Brief: Go through the entries below and pick out every line with "JSON".

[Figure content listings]
## BEGIN

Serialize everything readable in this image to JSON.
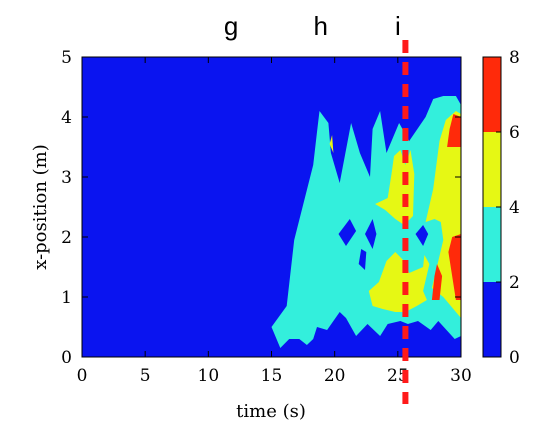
{
  "chart_data": {
    "type": "heatmap",
    "title": "",
    "xlabel": "time (s)",
    "ylabel": "x-position (m)",
    "xlim": [
      0,
      30
    ],
    "ylim": [
      0,
      5
    ],
    "xticks": [
      "0",
      "5",
      "10",
      "15",
      "20",
      "25",
      "30"
    ],
    "yticks": [
      "0",
      "1",
      "2",
      "3",
      "4",
      "5"
    ],
    "top_labels": [
      {
        "text": "g",
        "x": 11.8
      },
      {
        "text": "h",
        "x": 18.9
      },
      {
        "text": "i",
        "x": 25.0
      }
    ],
    "marker_line": {
      "x": 25.6,
      "style": "dashed",
      "color": "#ff1a1a"
    },
    "colorbar": {
      "range": [
        0,
        8
      ],
      "ticks": [
        "0",
        "2",
        "4",
        "6",
        "8"
      ],
      "bands": [
        {
          "from": 0,
          "to": 2,
          "color": "#0a14f0"
        },
        {
          "from": 2,
          "to": 4,
          "color": "#33efdc"
        },
        {
          "from": 4,
          "to": 6,
          "color": "#e6f814"
        },
        {
          "from": 6,
          "to": 8,
          "color": "#ff2a0a"
        }
      ]
    },
    "background_level": "0-2",
    "regions": [
      {
        "level": "2-4",
        "points": [
          [
            15.0,
            0.5
          ],
          [
            16.2,
            0.85
          ],
          [
            16.8,
            1.95
          ],
          [
            18.3,
            3.2
          ],
          [
            18.6,
            3.75
          ],
          [
            18.8,
            4.1
          ],
          [
            19.5,
            3.9
          ],
          [
            19.7,
            3.4
          ],
          [
            20.4,
            2.9
          ],
          [
            21.3,
            3.9
          ],
          [
            22.0,
            3.4
          ],
          [
            22.8,
            3.0
          ],
          [
            23.0,
            3.8
          ],
          [
            23.6,
            4.1
          ],
          [
            24.1,
            3.4
          ],
          [
            25.1,
            3.9
          ],
          [
            25.9,
            3.6
          ],
          [
            27.2,
            4.0
          ],
          [
            27.8,
            4.3
          ],
          [
            28.6,
            4.35
          ],
          [
            29.6,
            4.35
          ],
          [
            30.0,
            4.2
          ],
          [
            30.0,
            0.35
          ],
          [
            29.5,
            0.3
          ],
          [
            28.2,
            0.6
          ],
          [
            27.6,
            0.45
          ],
          [
            26.6,
            0.6
          ],
          [
            25.8,
            0.55
          ],
          [
            25.2,
            0.6
          ],
          [
            24.2,
            0.55
          ],
          [
            23.6,
            0.35
          ],
          [
            22.6,
            0.55
          ],
          [
            21.7,
            0.35
          ],
          [
            20.9,
            0.65
          ],
          [
            20.4,
            0.75
          ],
          [
            19.4,
            0.45
          ],
          [
            18.6,
            0.5
          ],
          [
            18.3,
            0.3
          ],
          [
            17.8,
            0.2
          ],
          [
            17.2,
            0.3
          ],
          [
            16.4,
            0.3
          ],
          [
            15.7,
            0.15
          ]
        ]
      },
      {
        "level": "0-2",
        "points": [
          [
            20.3,
            2.05
          ],
          [
            20.9,
            1.85
          ],
          [
            21.7,
            2.1
          ],
          [
            21.2,
            2.3
          ]
        ]
      },
      {
        "level": "0-2",
        "points": [
          [
            22.4,
            2.05
          ],
          [
            23.0,
            2.3
          ],
          [
            23.3,
            2.05
          ],
          [
            23.0,
            1.8
          ]
        ]
      },
      {
        "level": "0-2",
        "points": [
          [
            26.4,
            2.05
          ],
          [
            27.0,
            2.2
          ],
          [
            27.4,
            2.05
          ],
          [
            27.0,
            1.85
          ]
        ]
      },
      {
        "level": "0-2",
        "points": [
          [
            21.9,
            1.55
          ],
          [
            22.4,
            1.45
          ],
          [
            22.5,
            1.75
          ],
          [
            22.1,
            1.8
          ]
        ]
      },
      {
        "level": "4-6",
        "points": [
          [
            19.6,
            3.55
          ],
          [
            19.9,
            3.4
          ],
          [
            19.8,
            3.7
          ]
        ]
      },
      {
        "level": "4-6",
        "points": [
          [
            23.2,
            2.55
          ],
          [
            24.2,
            2.65
          ],
          [
            24.5,
            3.05
          ],
          [
            24.7,
            3.35
          ],
          [
            25.2,
            3.45
          ],
          [
            25.6,
            3.2
          ],
          [
            26.0,
            3.45
          ],
          [
            26.3,
            3.05
          ],
          [
            26.2,
            2.35
          ],
          [
            25.5,
            2.2
          ],
          [
            24.8,
            2.3
          ],
          [
            24.0,
            2.45
          ]
        ]
      },
      {
        "level": "4-6",
        "points": [
          [
            22.7,
            1.1
          ],
          [
            23.5,
            1.25
          ],
          [
            24.1,
            1.6
          ],
          [
            24.8,
            1.75
          ],
          [
            25.5,
            1.6
          ],
          [
            25.9,
            1.4
          ],
          [
            27.0,
            1.5
          ],
          [
            27.1,
            1.7
          ],
          [
            27.5,
            1.55
          ],
          [
            27.0,
            1.1
          ],
          [
            27.3,
            0.95
          ],
          [
            26.5,
            0.85
          ],
          [
            25.6,
            0.75
          ],
          [
            24.8,
            0.75
          ],
          [
            23.8,
            0.8
          ],
          [
            23.0,
            0.85
          ]
        ]
      },
      {
        "level": "4-6",
        "points": [
          [
            27.2,
            2.25
          ],
          [
            27.8,
            2.8
          ],
          [
            28.3,
            3.6
          ],
          [
            28.8,
            3.95
          ],
          [
            29.6,
            4.1
          ],
          [
            30.0,
            4.05
          ],
          [
            30.0,
            0.65
          ],
          [
            29.6,
            0.75
          ],
          [
            28.6,
            1.0
          ],
          [
            27.7,
            1.15
          ],
          [
            28.2,
            1.6
          ],
          [
            28.6,
            1.95
          ],
          [
            28.4,
            2.25
          ],
          [
            27.9,
            2.3
          ]
        ]
      },
      {
        "level": "6-8",
        "points": [
          [
            28.9,
            3.5
          ],
          [
            29.1,
            3.8
          ],
          [
            29.4,
            4.05
          ],
          [
            30.0,
            4.0
          ],
          [
            30.0,
            3.5
          ]
        ]
      },
      {
        "level": "6-8",
        "points": [
          [
            29.0,
            1.75
          ],
          [
            29.3,
            2.0
          ],
          [
            30.0,
            2.05
          ],
          [
            30.0,
            0.95
          ],
          [
            29.6,
            0.95
          ]
        ]
      },
      {
        "level": "6-8",
        "points": [
          [
            27.7,
            0.95
          ],
          [
            27.9,
            1.35
          ],
          [
            28.1,
            1.55
          ],
          [
            28.5,
            1.35
          ],
          [
            28.3,
            0.95
          ]
        ]
      }
    ]
  }
}
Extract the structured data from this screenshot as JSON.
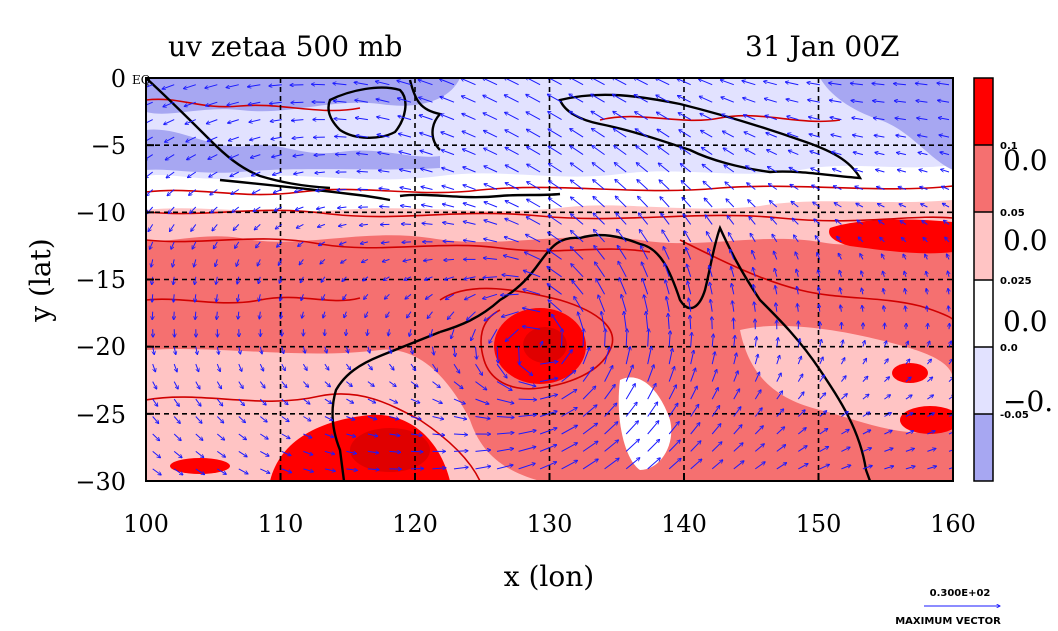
{
  "chart_data": {
    "type": "heatmap",
    "title_left": "uv zetaa 500 mb",
    "title_right": "31 Jan 00Z",
    "xlabel": "x (lon)",
    "ylabel": "y (lat)",
    "xlim": [
      100,
      160
    ],
    "ylim": [
      -30,
      0
    ],
    "x_ticks": [
      "100",
      "110",
      "120",
      "130",
      "140",
      "150",
      "160"
    ],
    "y_ticks": [
      "0",
      "−5",
      "−10",
      "−15",
      "−20",
      "−25",
      "−30"
    ],
    "x_tick_values": [
      100,
      110,
      120,
      130,
      140,
      150,
      160
    ],
    "y_tick_values": [
      0,
      -5,
      -10,
      -15,
      -20,
      -25,
      -30
    ],
    "equator_label": "EQ",
    "grid": true,
    "colorbar": {
      "levels": [
        {
          "label": "0.1",
          "color": "#ff0000"
        },
        {
          "label": "0.05",
          "color": "#f57070"
        },
        {
          "label": "0.025",
          "color": "#ffc4c4"
        },
        {
          "label": "0.0",
          "color": "#ffffff"
        },
        {
          "label": "-0.05",
          "color": "#e2e2ff"
        },
        {
          "label": "",
          "color": "#a7a7f2"
        }
      ],
      "overlay_labels": [
        "0.0",
        "0.0",
        "0.0",
        "−0."
      ]
    },
    "regions": [
      {
        "name": "north-negative-band",
        "lon": [
          100,
          160
        ],
        "lat": [
          -8,
          0
        ],
        "level": -0.05
      },
      {
        "name": "cyclone-center",
        "lon": [
          129.5
        ],
        "lat": [
          -20
        ],
        "level": 0.1
      },
      {
        "name": "southwest-maximum",
        "lon": [
          119
        ],
        "lat": [
          -27
        ],
        "level": 0.1
      },
      {
        "name": "east-coral-sea-max",
        "lon": [
          157
        ],
        "lat": [
          -11
        ],
        "level": 0.1
      }
    ],
    "vectors": {
      "variable": "uv",
      "max_vector_value": "0.300E+02",
      "max_vector_label": "MAXIMUM VECTOR"
    },
    "colors": {
      "vector": "#1a1aff",
      "coast": "#000000",
      "contour": "#d00000"
    }
  }
}
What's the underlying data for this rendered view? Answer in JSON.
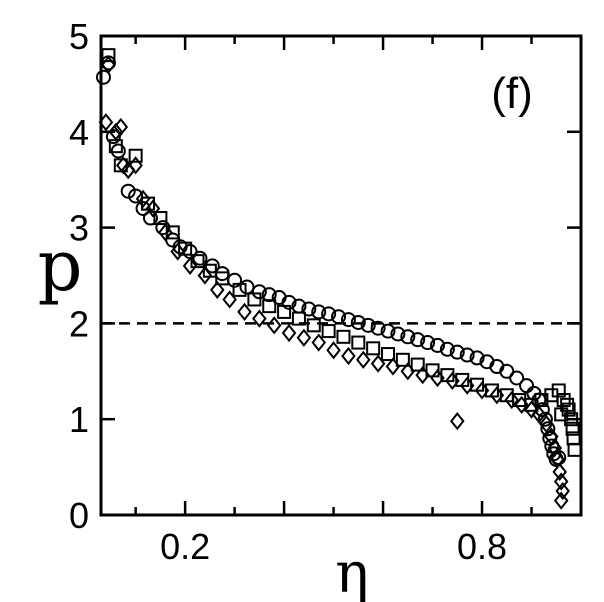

## END

Solution:
Serialize everything readable in this image to JSON.
Extract the structured data from this screenshot as JSON.
What's the underlying data for this rendered view? Answer in JSON.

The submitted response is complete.